• PROBLEM TO WORK ON:
Images embedded in the records are excluded; print everything else exactly as given.

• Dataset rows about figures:
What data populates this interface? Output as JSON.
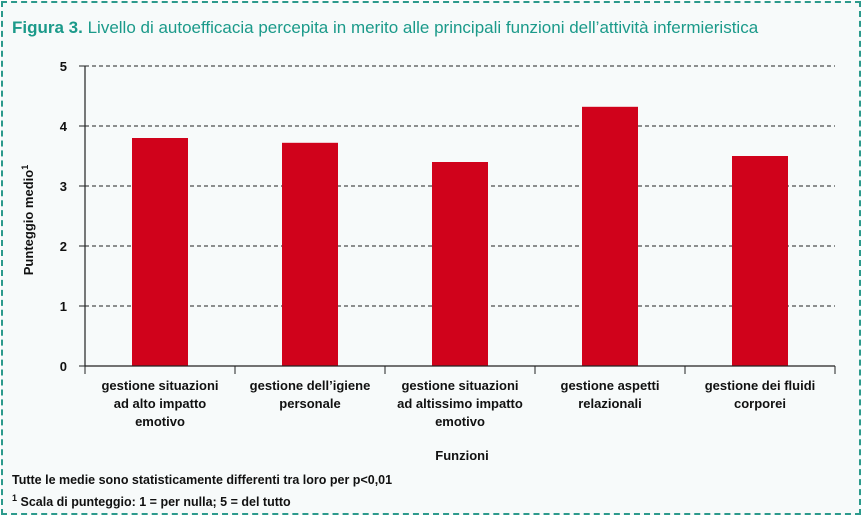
{
  "figure": {
    "label": "Figura 3.",
    "title": "Livello di autoefficacia percepita in merito alle principali funzioni dell’attività infermieristica"
  },
  "notes": {
    "note1": "Tutte le medie sono statisticamente differenti tra loro per p<0,01",
    "note2_sup": "1",
    "note2": "Scala di punteggio: 1 = per nulla; 5 = del tutto"
  },
  "colors": {
    "accent": "#1b9a8a",
    "bar": "#d0021b",
    "frame": "#2c9a8c"
  },
  "chart_data": {
    "type": "bar",
    "title": "",
    "xlabel": "Funzioni",
    "ylabel": "Punteggio medio",
    "ylabel_sup": "1",
    "ylim": [
      0,
      5
    ],
    "yticks": [
      "0",
      "1",
      "2",
      "3",
      "4",
      "5"
    ],
    "grid": true,
    "categories": [
      [
        "gestione situazioni",
        "ad alto impatto",
        "emotivo"
      ],
      [
        "gestione dell’igiene",
        "personale"
      ],
      [
        "gestione situazioni",
        "ad altissimo impatto",
        "emotivo"
      ],
      [
        "gestione aspetti",
        "relazionali"
      ],
      [
        "gestione dei fluidi",
        "corporei"
      ]
    ],
    "values": [
      3.8,
      3.72,
      3.4,
      4.32,
      3.5
    ]
  }
}
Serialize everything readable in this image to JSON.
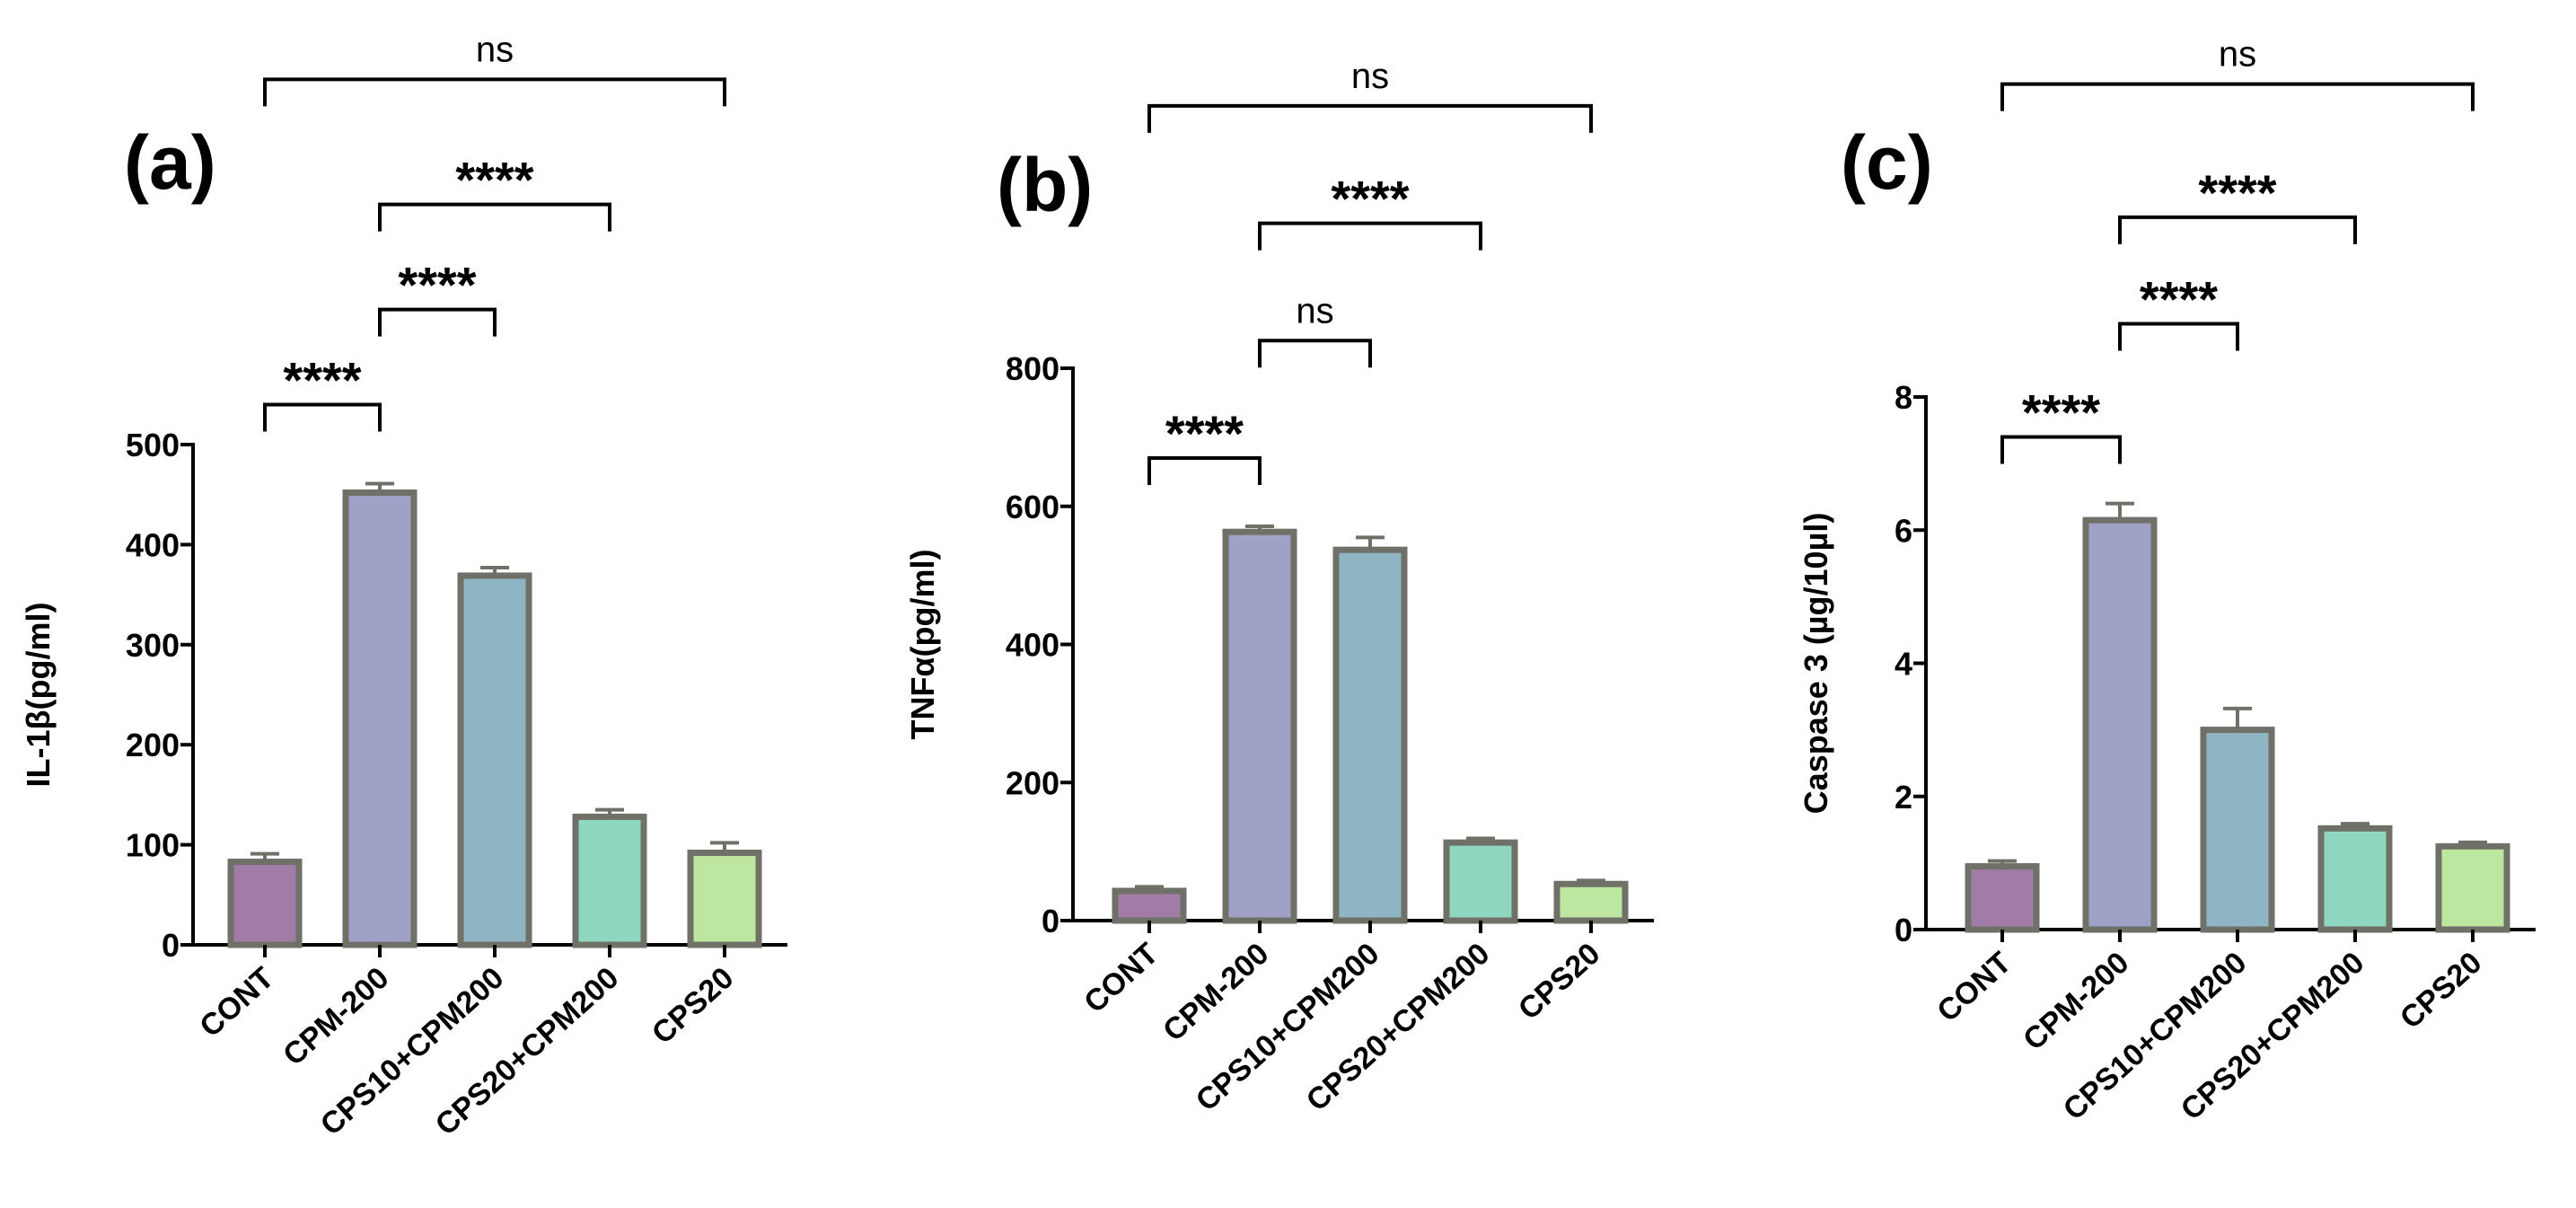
{
  "chart_data": [
    {
      "type": "bar",
      "panel_label": "(a)",
      "ylabel": "IL-1β(pg/ml)",
      "categories": [
        "CONT",
        "CPM-200",
        "CPS10+CPM200",
        "CPS20+CPM200",
        "CPS20"
      ],
      "values": [
        83,
        452,
        369,
        128,
        92
      ],
      "errors": [
        8,
        9,
        8,
        7,
        10
      ],
      "ylim": [
        0,
        500
      ],
      "yticks": [
        0,
        100,
        200,
        300,
        400,
        500
      ],
      "tick_labels": [
        "0",
        "100",
        "200",
        "300",
        "400",
        "500"
      ],
      "colors": [
        "#a07ca6",
        "#9fa1c6",
        "#8fb4c4",
        "#8fd6c0",
        "#bde6a0"
      ],
      "significance": [
        {
          "from": 0,
          "to": 1,
          "label": "****",
          "level": 540
        },
        {
          "from": 1,
          "to": 2,
          "label": "****",
          "level": 635
        },
        {
          "from": 1,
          "to": 3,
          "label": "****",
          "level": 740
        },
        {
          "from": 0,
          "to": 4,
          "label": "ns",
          "level": 865
        }
      ]
    },
    {
      "type": "bar",
      "panel_label": "(b)",
      "ylabel": "TNFα(pg/ml)",
      "categories": [
        "CONT",
        "CPM-200",
        "CPS10+CPM200",
        "CPS20+CPM200",
        "CPS20"
      ],
      "values": [
        43,
        563,
        537,
        113,
        53
      ],
      "errors": [
        6,
        8,
        18,
        6,
        5
      ],
      "ylim": [
        0,
        800
      ],
      "yticks": [
        0,
        200,
        400,
        600,
        800
      ],
      "tick_labels": [
        "0",
        "200",
        "400",
        "600",
        "800"
      ],
      "colors": [
        "#a07ca6",
        "#9fa1c6",
        "#8fb4c4",
        "#8fd6c0",
        "#bde6a0"
      ],
      "significance": [
        {
          "from": 0,
          "to": 1,
          "label": "****",
          "level": 670
        },
        {
          "from": 1,
          "to": 2,
          "label": "ns",
          "level": 840
        },
        {
          "from": 1,
          "to": 3,
          "label": "****",
          "level": 1010
        },
        {
          "from": 0,
          "to": 4,
          "label": "ns",
          "level": 1180
        }
      ]
    },
    {
      "type": "bar",
      "panel_label": "(c)",
      "ylabel": "Caspase 3 (µg/10µl)",
      "categories": [
        "CONT",
        "CPM-200",
        "CPS10+CPM200",
        "CPS20+CPM200",
        "CPS20"
      ],
      "values": [
        0.95,
        6.15,
        3.0,
        1.52,
        1.25
      ],
      "errors": [
        0.08,
        0.25,
        0.32,
        0.07,
        0.06
      ],
      "ylim": [
        0,
        8
      ],
      "yticks": [
        0,
        2,
        4,
        6,
        8
      ],
      "tick_labels": [
        "0",
        "2",
        "4",
        "6",
        "8"
      ],
      "colors": [
        "#a07ca6",
        "#9fa1c6",
        "#8fb4c4",
        "#8fd6c0",
        "#bde6a0"
      ],
      "significance": [
        {
          "from": 0,
          "to": 1,
          "label": "****",
          "level": 7.4
        },
        {
          "from": 1,
          "to": 2,
          "label": "****",
          "level": 9.1
        },
        {
          "from": 1,
          "to": 3,
          "label": "****",
          "level": 10.7
        },
        {
          "from": 0,
          "to": 4,
          "label": "ns",
          "level": 12.7
        }
      ]
    }
  ]
}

• FULL OUTPUT:
What data populates this interface? Output as JSON.
{
  "figure": {
    "label": "Figura 3.",
    "title": "Livello di autoefficacia percepita in merito alle principali funzioni dell’attività infermieristica"
  },
  "notes": {
    "note1": "Tutte le medie sono statisticamente differenti tra loro per p<0,01",
    "note2_sup": "1",
    "note2": "Scala di punteggio: 1 = per nulla; 5 = del tutto"
  },
  "colors": {
    "accent": "#1b9a8a",
    "bar": "#d0021b",
    "frame": "#2c9a8c"
  },
  "chart_data": {
    "type": "bar",
    "title": "",
    "xlabel": "Funzioni",
    "ylabel": "Punteggio medio",
    "ylabel_sup": "1",
    "ylim": [
      0,
      5
    ],
    "yticks": [
      "0",
      "1",
      "2",
      "3",
      "4",
      "5"
    ],
    "grid": true,
    "categories": [
      [
        "gestione situazioni",
        "ad alto impatto",
        "emotivo"
      ],
      [
        "gestione dell’igiene",
        "personale"
      ],
      [
        "gestione situazioni",
        "ad altissimo impatto",
        "emotivo"
      ],
      [
        "gestione aspetti",
        "relazionali"
      ],
      [
        "gestione dei fluidi",
        "corporei"
      ]
    ],
    "values": [
      3.8,
      3.72,
      3.4,
      4.32,
      3.5
    ]
  }
}
Serialize everything readable in this image to JSON.
{
  "chart_data": [
    {
      "type": "bar",
      "panel_label": "(a)",
      "ylabel": "IL-1β(pg/ml)",
      "categories": [
        "CONT",
        "CPM-200",
        "CPS10+CPM200",
        "CPS20+CPM200",
        "CPS20"
      ],
      "values": [
        83,
        452,
        369,
        128,
        92
      ],
      "errors": [
        8,
        9,
        8,
        7,
        10
      ],
      "ylim": [
        0,
        500
      ],
      "yticks": [
        0,
        100,
        200,
        300,
        400,
        500
      ],
      "tick_labels": [
        "0",
        "100",
        "200",
        "300",
        "400",
        "500"
      ],
      "colors": [
        "#a07ca6",
        "#9fa1c6",
        "#8fb4c4",
        "#8fd6c0",
        "#bde6a0"
      ],
      "significance": [
        {
          "from": 0,
          "to": 1,
          "label": "****",
          "level": 540
        },
        {
          "from": 1,
          "to": 2,
          "label": "****",
          "level": 635
        },
        {
          "from": 1,
          "to": 3,
          "label": "****",
          "level": 740
        },
        {
          "from": 0,
          "to": 4,
          "label": "ns",
          "level": 865
        }
      ]
    },
    {
      "type": "bar",
      "panel_label": "(b)",
      "ylabel": "TNFα(pg/ml)",
      "categories": [
        "CONT",
        "CPM-200",
        "CPS10+CPM200",
        "CPS20+CPM200",
        "CPS20"
      ],
      "values": [
        43,
        563,
        537,
        113,
        53
      ],
      "errors": [
        6,
        8,
        18,
        6,
        5
      ],
      "ylim": [
        0,
        800
      ],
      "yticks": [
        0,
        200,
        400,
        600,
        800
      ],
      "tick_labels": [
        "0",
        "200",
        "400",
        "600",
        "800"
      ],
      "colors": [
        "#a07ca6",
        "#9fa1c6",
        "#8fb4c4",
        "#8fd6c0",
        "#bde6a0"
      ],
      "significance": [
        {
          "from": 0,
          "to": 1,
          "label": "****",
          "level": 670
        },
        {
          "from": 1,
          "to": 2,
          "label": "ns",
          "level": 840
        },
        {
          "from": 1,
          "to": 3,
          "label": "****",
          "level": 1010
        },
        {
          "from": 0,
          "to": 4,
          "label": "ns",
          "level": 1180
        }
      ]
    },
    {
      "type": "bar",
      "panel_label": "(c)",
      "ylabel": "Caspase 3 (µg/10µl)",
      "categories": [
        "CONT",
        "CPM-200",
        "CPS10+CPM200",
        "CPS20+CPM200",
        "CPS20"
      ],
      "values": [
        0.95,
        6.15,
        3.0,
        1.52,
        1.25
      ],
      "errors": [
        0.08,
        0.25,
        0.32,
        0.07,
        0.06
      ],
      "ylim": [
        0,
        8
      ],
      "yticks": [
        0,
        2,
        4,
        6,
        8
      ],
      "tick_labels": [
        "0",
        "2",
        "4",
        "6",
        "8"
      ],
      "colors": [
        "#a07ca6",
        "#9fa1c6",
        "#8fb4c4",
        "#8fd6c0",
        "#bde6a0"
      ],
      "significance": [
        {
          "from": 0,
          "to": 1,
          "label": "****",
          "level": 7.4
        },
        {
          "from": 1,
          "to": 2,
          "label": "****",
          "level": 9.1
        },
        {
          "from": 1,
          "to": 3,
          "label": "****",
          "level": 10.7
        },
        {
          "from": 0,
          "to": 4,
          "label": "ns",
          "level": 12.7
        }
      ]
    }
  ]
}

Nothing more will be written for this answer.